_Text excerpt_
============================================================
Today’s Readings

It’s easy, when we live-and-breathe (and sometimes sleep) inside our own industry, to think that concepts like progressive enhancement are “known well enough” that we no longer need to explain them. It is therefore healthy to be reminded that it is not necessarily the case, and always nice to have someone like to help remind us…

Fantastic demonstration of progressive enhancement at its finest! Although Gov.uk‘s Performance Dashboard is a pure-JS web app, it also works for legacy browsers, non-JS browsers, and is accessible to all users. How can this be? Because the entire site is rendered first on the server, via Node.js, then, in browsers that can handle the dynamic updates, those same JS components are loaded in the front-end. Just gorgeous!

Nice write-up of how to use Grunt to automate your development environment. Not theory, suggestions or best practices, but actual code and explanations of a real-world example.

Another great real-world example, this time creating and animating SVG icons using CSS and a library from Adobe called Snap.svg. From setting up Adobe Illustrator, to optimizing your SVGs, to adding the JS needed, as well as a few tips & tricks that the authors learned along the way…

Of course, if you’re just making sure things are responsive, you can do that with just CSS. And a little work…

How many bookmarks does your favorite browser have stored in it? Any that are specifically “cool stuff” for web developers? Of course! Well, here are a few more for you, from .
============================================================
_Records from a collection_
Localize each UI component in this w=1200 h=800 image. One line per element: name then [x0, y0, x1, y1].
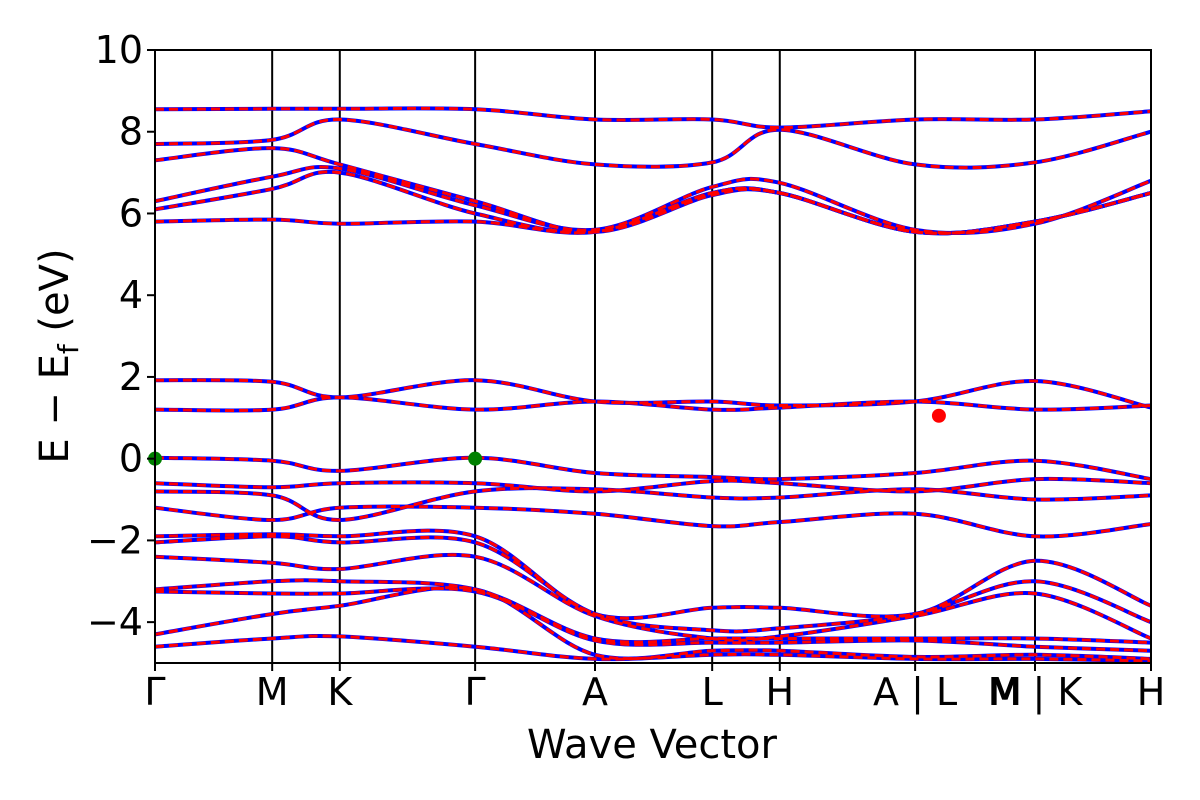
y-axis-ticks: −4 −2 0 2 4 6 8 10 — [87, 28, 155, 644]
x-tick-label: M — [256, 670, 289, 714]
y-tick-label: 10 — [95, 28, 143, 72]
x-tick-label: L — [702, 670, 723, 714]
band-line — [155, 146, 1151, 235]
x-tick-label: A | L — [873, 670, 957, 715]
y-tick-label: −2 — [87, 518, 143, 562]
x-tick-label: H — [765, 670, 794, 714]
band-line — [155, 528, 1151, 621]
band-line — [155, 170, 1151, 235]
band-line — [155, 585, 1151, 661]
band-line — [155, 117, 1151, 170]
band-line — [155, 486, 1151, 522]
x-axis-label: Wave Vector — [527, 722, 778, 768]
x-tick-label: A — [582, 670, 608, 714]
x-tick-label: M | K — [988, 670, 1084, 715]
band-line — [155, 106, 1151, 130]
plot-area — [148, 49, 1152, 664]
band-line — [155, 553, 1151, 642]
x-tick-label: Γ — [465, 670, 486, 714]
vbm-marker — [468, 451, 483, 466]
band-line — [155, 395, 1151, 413]
band-line — [155, 477, 1151, 493]
band-line — [155, 456, 1151, 481]
band-line — [155, 505, 1151, 538]
band-line — [155, 529, 1151, 620]
band-line — [155, 186, 1151, 235]
band-line — [155, 634, 1151, 663]
x-tick-label: Γ — [144, 670, 165, 714]
band-line — [155, 165, 1151, 235]
band-line — [155, 586, 1151, 653]
y-tick-label: 0 — [119, 437, 143, 481]
y-axis-label: E − Ef (eV) — [32, 248, 85, 463]
band-line — [155, 455, 1151, 482]
y-tick-label: 6 — [119, 191, 143, 235]
band-line — [155, 534, 1151, 633]
plot-frame — [154, 49, 1152, 664]
x-tick-label: K — [327, 670, 353, 714]
band-line — [155, 169, 1151, 236]
x-tick-label: H — [1137, 670, 1166, 714]
y-tick-label: 2 — [119, 355, 143, 399]
cbm-marker — [931, 408, 946, 423]
band-line — [155, 578, 1151, 645]
y-tick-label: 4 — [119, 273, 143, 317]
y-tick-label: −4 — [87, 600, 143, 644]
x-tick-label: M — [989, 670, 1022, 714]
band-line — [155, 117, 1151, 170]
y-tick-label: 8 — [119, 110, 143, 154]
band-line — [155, 106, 1151, 130]
band-line — [155, 586, 1151, 661]
band-line — [155, 395, 1151, 413]
band-line — [155, 378, 1151, 410]
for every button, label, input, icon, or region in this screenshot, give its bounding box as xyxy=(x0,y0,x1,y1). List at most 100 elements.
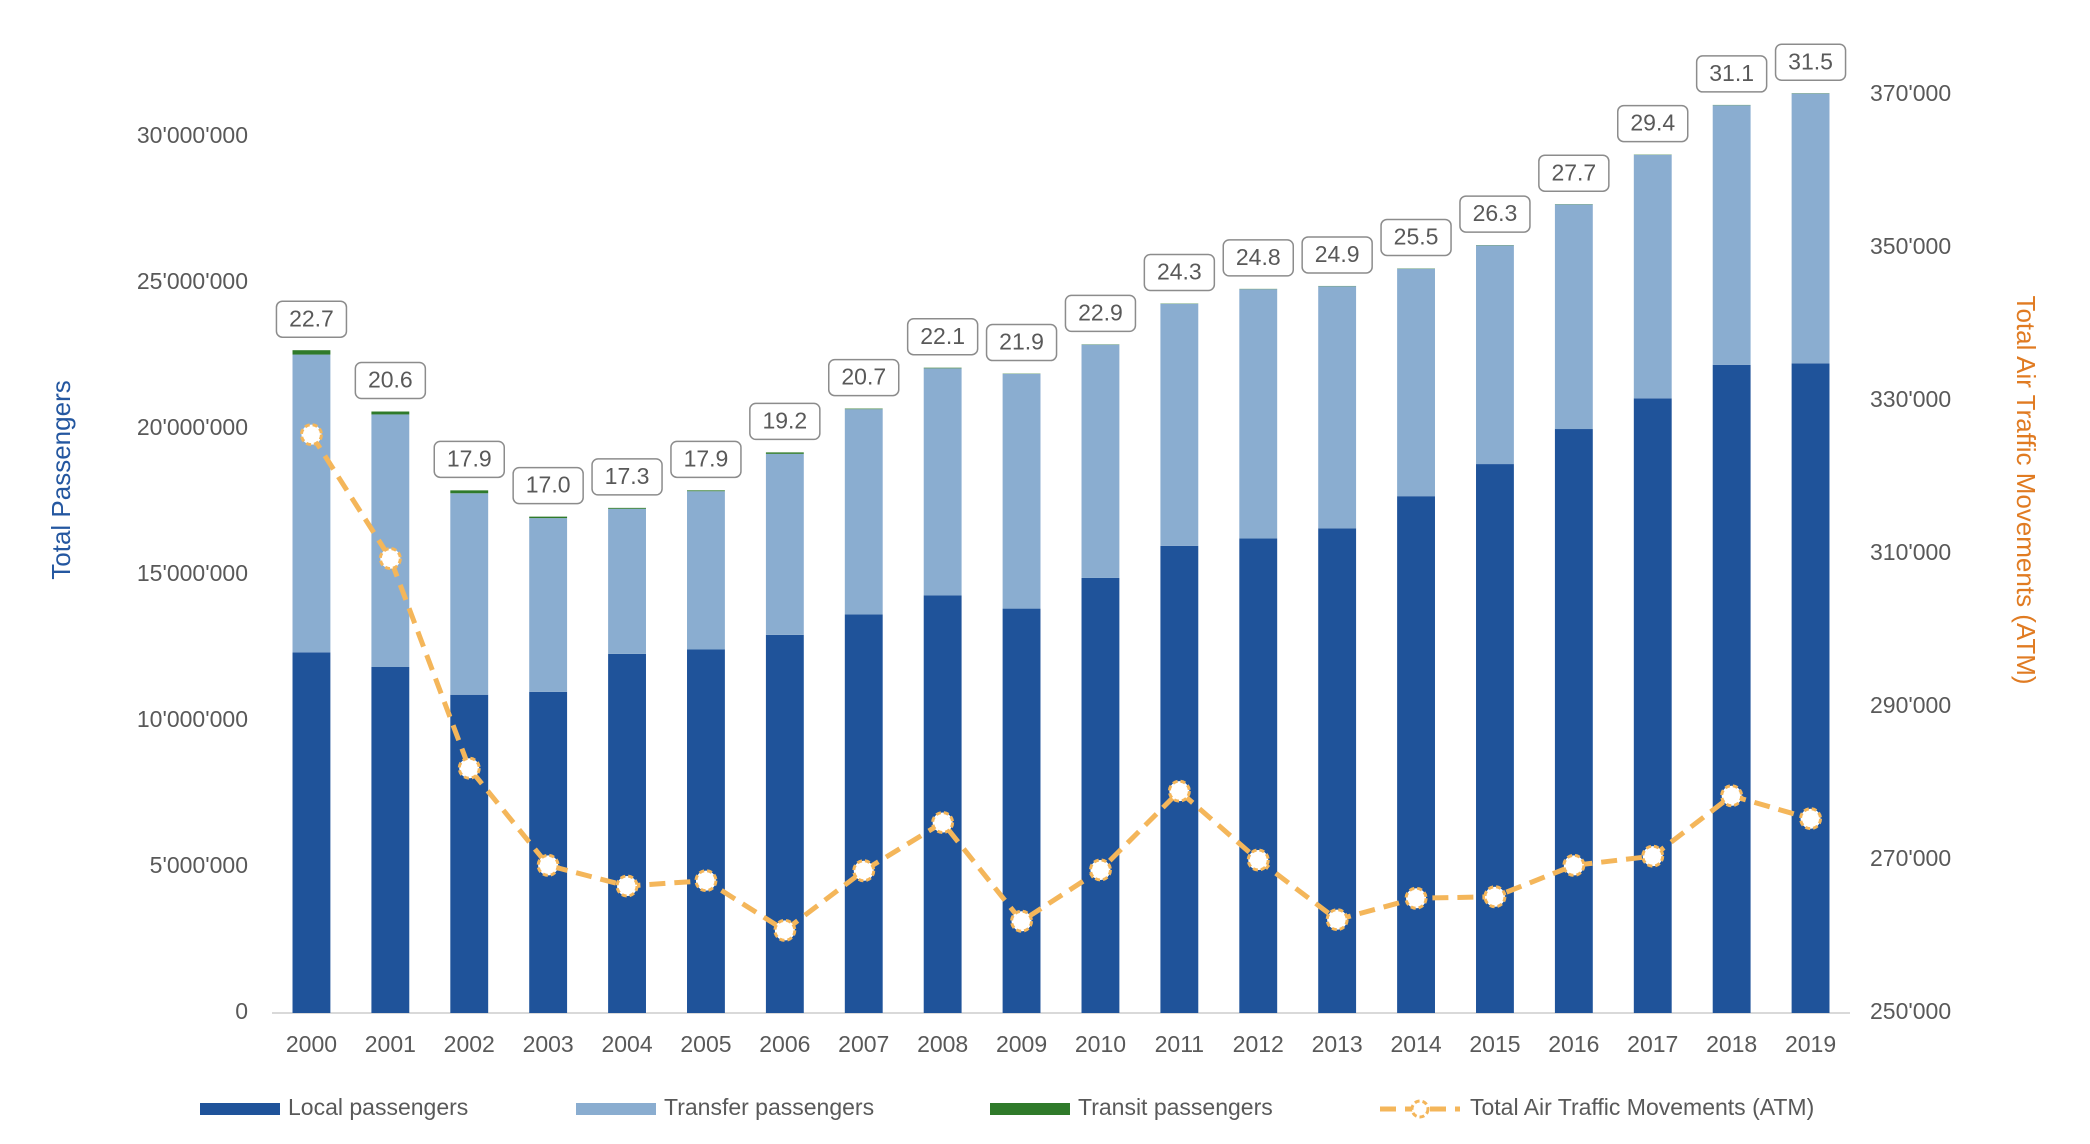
bar-segment xyxy=(371,414,410,667)
bar-segment xyxy=(1081,577,1120,1013)
x-tick-label: 2001 xyxy=(365,1031,416,1057)
x-tick-label: 2016 xyxy=(1548,1031,1599,1057)
legend-label: Total Air Traffic Movements (ATM) xyxy=(1470,1094,1814,1120)
bar-segment xyxy=(1397,268,1435,497)
x-tick-label: 2006 xyxy=(759,1031,810,1057)
line-marker xyxy=(536,853,560,877)
bar-segment xyxy=(687,491,725,650)
bar-segment xyxy=(1397,496,1435,1013)
bar-segment xyxy=(608,508,646,654)
legend-swatch xyxy=(576,1103,656,1115)
line-marker xyxy=(1246,848,1270,872)
total-label-box xyxy=(1695,55,1768,93)
bar-segment xyxy=(923,368,962,596)
x-tick-label: 2017 xyxy=(1627,1031,1678,1057)
bar-segment xyxy=(687,490,725,492)
bar-segment xyxy=(1239,289,1278,539)
bar-segment xyxy=(450,490,489,494)
total-label-box xyxy=(1617,104,1689,143)
bar-segment xyxy=(1476,464,1514,1013)
legend-label: Transit passengers xyxy=(1078,1094,1273,1120)
line-marker xyxy=(299,423,323,447)
total-label: 24.3 xyxy=(1157,259,1202,285)
y2-tick-label: 370'000 xyxy=(1870,80,1951,106)
bar-segment xyxy=(923,367,962,369)
x-tick-label: 2015 xyxy=(1469,1031,1520,1057)
y-tick-label: 10'000'000 xyxy=(137,706,248,732)
legend-swatch xyxy=(200,1103,280,1115)
total-label: 17.0 xyxy=(526,472,571,498)
total-label: 24.9 xyxy=(1315,241,1360,267)
total-label: 24.8 xyxy=(1236,244,1281,270)
bar-segment xyxy=(1633,398,1672,1013)
y2-tick-label: 350'000 xyxy=(1870,233,1951,259)
x-tick-label: 2018 xyxy=(1706,1031,1757,1057)
total-label-box xyxy=(749,402,821,441)
legend-label: Transfer passengers xyxy=(664,1094,874,1120)
line-marker xyxy=(1483,885,1507,909)
total-label-box xyxy=(985,323,1058,362)
bar-segment xyxy=(371,666,410,1013)
x-tick-label: 2013 xyxy=(1312,1031,1363,1057)
total-label-box xyxy=(591,458,663,496)
total-label: 22.9 xyxy=(1078,299,1123,325)
y-tick-label: 30'000'000 xyxy=(137,122,248,148)
y2-tick-label: 310'000 xyxy=(1870,539,1951,565)
x-tick-label: 2002 xyxy=(444,1031,495,1057)
total-label: 25.5 xyxy=(1394,224,1439,250)
bar-segment xyxy=(608,507,646,509)
bar-segment xyxy=(529,516,568,519)
x-tick-label: 2000 xyxy=(286,1031,337,1057)
total-label: 20.7 xyxy=(841,364,886,390)
y2-tick-label: 270'000 xyxy=(1870,845,1951,871)
total-label: 20.6 xyxy=(368,367,413,393)
x-tick-label: 2019 xyxy=(1785,1031,1836,1057)
total-label: 31.5 xyxy=(1788,48,1833,74)
line-marker xyxy=(1404,886,1428,910)
bar-segment xyxy=(529,518,568,692)
y2-axis-title: Total Air Traffic Movements (ATM) xyxy=(2011,295,2041,684)
line-marker xyxy=(378,547,402,571)
line-marker xyxy=(1562,853,1586,877)
total-label-box xyxy=(275,300,348,338)
total-label-box xyxy=(1459,195,1531,233)
line-marker xyxy=(773,918,797,942)
legend-label: Local passengers xyxy=(288,1094,468,1120)
bar-segment xyxy=(765,453,804,635)
bar-segment xyxy=(1318,528,1357,1013)
total-label: 21.9 xyxy=(999,329,1044,355)
bar-segment xyxy=(844,408,883,410)
bar-segment xyxy=(1002,373,1041,609)
total-label: 22.7 xyxy=(289,305,334,331)
x-tick-label: 2009 xyxy=(996,1031,1047,1057)
total-label-box xyxy=(1774,43,1847,81)
total-label: 17.3 xyxy=(605,463,650,489)
legend-marker xyxy=(1410,1099,1430,1119)
bar-segment xyxy=(1318,286,1357,529)
y-tick-label: 5'000'000 xyxy=(150,852,248,878)
y-tick-label: 20'000'000 xyxy=(137,414,248,440)
total-label-box xyxy=(1143,253,1216,292)
total-label: 22.1 xyxy=(920,323,965,349)
total-label: 19.2 xyxy=(762,407,807,433)
bar-segment xyxy=(1239,538,1278,1013)
bar-segment xyxy=(1002,608,1041,1013)
line-marker xyxy=(1010,909,1034,933)
total-label: 27.7 xyxy=(1551,159,1596,185)
total-label-box xyxy=(1301,236,1373,274)
bar-segment xyxy=(1554,429,1593,1014)
bar-segment xyxy=(1633,154,1672,399)
bar-segment xyxy=(371,411,410,415)
legend-swatch xyxy=(990,1103,1070,1115)
bar-segment xyxy=(844,409,883,615)
total-label-box xyxy=(828,358,900,397)
line-marker xyxy=(615,874,639,898)
total-label-box xyxy=(354,361,427,400)
line-marker xyxy=(694,869,718,893)
bar-segment xyxy=(1554,204,1593,430)
line-series xyxy=(309,433,1812,934)
bar-segment xyxy=(1791,363,1830,1013)
x-tick-label: 2014 xyxy=(1390,1031,1441,1057)
bar-segment xyxy=(1160,303,1199,546)
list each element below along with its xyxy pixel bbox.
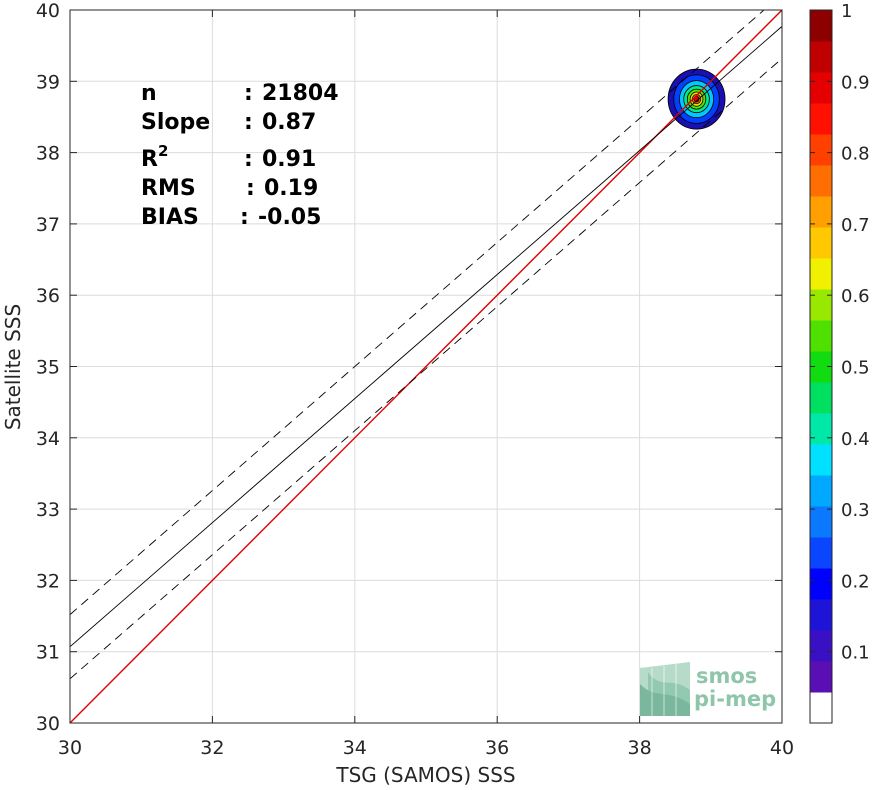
y-tick-label: 38 bbox=[36, 143, 60, 165]
colorbar-segment bbox=[810, 351, 832, 383]
y-axis-label: Satellite SSS bbox=[1, 304, 25, 430]
colorbar-tick-label: 0.3 bbox=[841, 500, 870, 521]
colorbar-segment bbox=[810, 289, 832, 321]
x-tick-label: 40 bbox=[770, 737, 794, 759]
colorbar-segment bbox=[810, 568, 832, 600]
stats-label-superscript: 2 bbox=[158, 142, 168, 160]
colorbar-segment bbox=[810, 692, 832, 724]
y-tick-label: 40 bbox=[36, 0, 60, 22]
stats-label: Slope bbox=[141, 110, 210, 135]
logo-text-pimep: pi-mep bbox=[694, 687, 776, 711]
colorbar-segment bbox=[810, 630, 832, 662]
stats-value: 0.19 bbox=[264, 176, 318, 201]
colorbar-segment bbox=[810, 413, 832, 445]
x-axis-label: TSG (SAMOS) SSS bbox=[335, 763, 515, 787]
fit-line bbox=[70, 26, 782, 648]
fit-bound-line bbox=[70, 58, 782, 680]
stats-value: -0.05 bbox=[258, 205, 321, 230]
colorbar-segment bbox=[810, 10, 832, 42]
stats-value: 21804 bbox=[262, 81, 339, 106]
smos-pimep-logo: smos pi-mep bbox=[640, 662, 776, 716]
colorbar-tick-label: 0.4 bbox=[841, 429, 870, 450]
colorbar-segment bbox=[810, 196, 832, 228]
stats-separator: : bbox=[244, 147, 253, 172]
colorbar-tick-label: 0.5 bbox=[841, 358, 870, 379]
stats-value: 0.87 bbox=[262, 110, 316, 135]
x-tick-label: 30 bbox=[58, 737, 82, 759]
stats-label: RMS bbox=[141, 176, 196, 201]
x-tick-label: 36 bbox=[485, 737, 509, 759]
stats-label: n bbox=[141, 81, 157, 106]
y-axis-ticks: 30 31 32 33 34 35 36 37 38 39 40 bbox=[36, 0, 782, 735]
stats-separator: : bbox=[244, 110, 253, 135]
stats-label: BIAS bbox=[141, 205, 199, 230]
colorbar-segment bbox=[810, 444, 832, 476]
colorbar-segment bbox=[810, 258, 832, 290]
y-tick-label: 34 bbox=[36, 428, 60, 450]
colorbar-segment bbox=[810, 506, 832, 538]
regression-lines bbox=[70, 10, 782, 723]
y-tick-label: 32 bbox=[36, 570, 60, 592]
colorbar-segment bbox=[810, 72, 832, 104]
colorbar-tick-label: 1 bbox=[841, 1, 852, 22]
colorbar-segment bbox=[810, 661, 832, 693]
y-tick-label: 39 bbox=[36, 71, 60, 93]
colorbar-tick-label: 0.2 bbox=[841, 571, 870, 592]
logo-waves-icon bbox=[640, 662, 690, 716]
colorbar: 0.1 0.2 0.3 0.4 0.5 0.6 0.7 0.8 0.9 1 bbox=[809, 1, 870, 724]
colorbar-segment bbox=[810, 165, 832, 197]
y-tick-label: 35 bbox=[36, 357, 60, 379]
colorbar-segment bbox=[810, 475, 832, 507]
x-tick-label: 34 bbox=[343, 737, 367, 759]
stats-separator: : bbox=[240, 205, 249, 230]
x-axis-ticks: 30 32 34 36 38 40 bbox=[58, 10, 794, 759]
stats-value: 0.91 bbox=[262, 147, 316, 172]
colorbar-tick-label: 0.6 bbox=[841, 286, 870, 307]
colorbar-segment bbox=[810, 320, 832, 352]
colorbar-segment bbox=[810, 382, 832, 414]
stats-label: R2 bbox=[141, 142, 168, 172]
density-contours bbox=[667, 68, 726, 130]
identity-line bbox=[70, 10, 782, 723]
colorbar-segment bbox=[810, 103, 832, 135]
y-tick-label: 33 bbox=[36, 499, 60, 521]
colorbar-tick-label: 0.9 bbox=[841, 72, 870, 93]
colorbar-tick-label: 0.1 bbox=[841, 643, 870, 664]
colorbar-tick-label: 0.8 bbox=[841, 144, 870, 165]
y-tick-label: 37 bbox=[36, 214, 60, 236]
y-tick-label: 36 bbox=[36, 285, 60, 307]
colorbar-segment bbox=[810, 41, 832, 73]
logo-text-smos: smos bbox=[696, 664, 757, 688]
y-tick-label: 31 bbox=[36, 642, 60, 664]
colorbar-segment bbox=[810, 599, 832, 631]
stats-separator: : bbox=[246, 176, 255, 201]
colorbar-segment bbox=[810, 134, 832, 166]
colorbar-tick-label: 0.7 bbox=[841, 215, 870, 236]
stats-separator: : bbox=[244, 81, 253, 106]
x-tick-label: 32 bbox=[200, 737, 224, 759]
x-tick-label: 38 bbox=[628, 737, 652, 759]
y-tick-label: 30 bbox=[36, 713, 60, 735]
colorbar-segment bbox=[810, 227, 832, 259]
colorbar-segment bbox=[810, 537, 832, 569]
fit-bound-line bbox=[70, 10, 765, 615]
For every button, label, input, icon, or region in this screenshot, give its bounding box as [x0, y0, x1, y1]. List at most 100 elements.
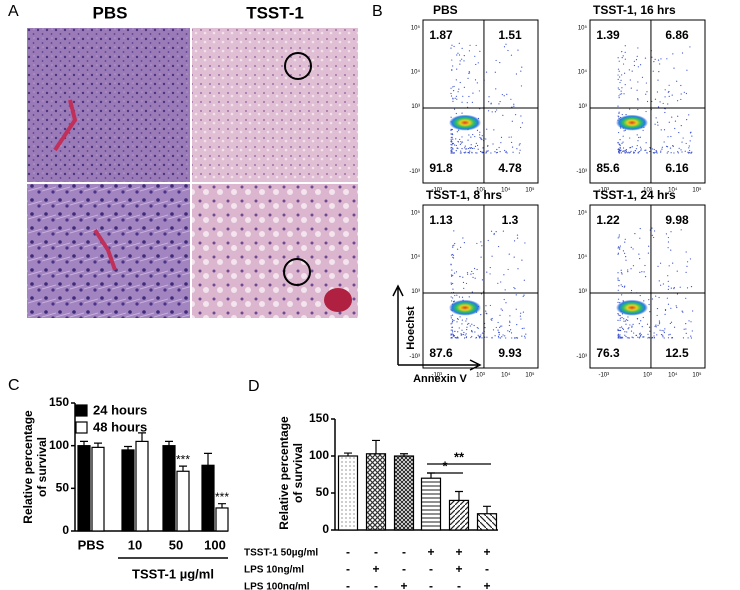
============================================================
_To-do list_
**a)** Repeat the readings post word for word from "Another great real-world" to "you, from .".
**b)** List every sentence in the readings post that ends with a question mark.
**c)** Please resume the readings post, picking up after its final sentence.
The listing stands apart from the readings post.

_Outputs for the tasks_
**a)**
Another great real-world example, this time creating and animating SVG icons using CSS and a library from Adobe called Snap.svg. From setting up Adobe Illustrator, to optimizing your SVGs, to adding the JS needed, as well as a few tips & tricks that the authors learned along the way…

Of course, if you’re just making sure things are responsive, you can do that with just CSS. And a little work…

How many bookmarks does your favorite browser have stored in it? Any that are specifically “cool stuff” for web developers? Of course! Well, here are a few more for you, from .

**b)**
How can this be?
How many bookmarks does your favorite browser have stored in it?
Any that are specifically “cool stuff” for web developers?

**c)**
And organizing all those bookmarks has always been a pain. Even making use of folders, in no time at all we end up with a seemingly never-ending list of links that we can no longer find anything in. A new Google Chrome Extension promises to fix that. Not completely sold, but it certainly is an improvement over the default Chrome Bookmark Manager…

Probably the three most common UI features you come across now-days are hamburger icons (I tried to fight for navicon, but I give up…), off-screen navigation, and sticky headers. Thanks small–screen devices! Well, if we’re stuck with them, let’s at least check-out a few inspirations for your next sticky header

Another recently-common UI pattern is the nearly full-screen section. Here are several implementation options, starting with using JS to calculate and maintain heights, then moving on to simply using CSS to do the job!

Some ideas just seem like they were sitting there waiting for someone to trip across them. Like solar-powered headphones… :-) How long until all things are plastered with something that captures sunlight and converts it to energy? Clothes? Shoe laces?? Fingernail polish??? :-)

A good friend, , writes about SweetAlert, a better JS alert. Way better, and being just plain mark-up, you can even customize them to match your site’s theme!

I have yet to dig deeply into this, but RemoteIE let’s you test the latest IE on Windows, Mac OS, iOS, and Android… Huh.

And finally, the inevitable tagline for this new carry-on bag writes itself: “This is the carry-on you’re looking for“… And in case you get thirsty while traveling, “This is the can cooler you’re looking for“. And the lunch bag. And the trash can. And the USB hub. And the folding chair… Wow, I sure hope that little guy is making some royalties on all this shit… :-)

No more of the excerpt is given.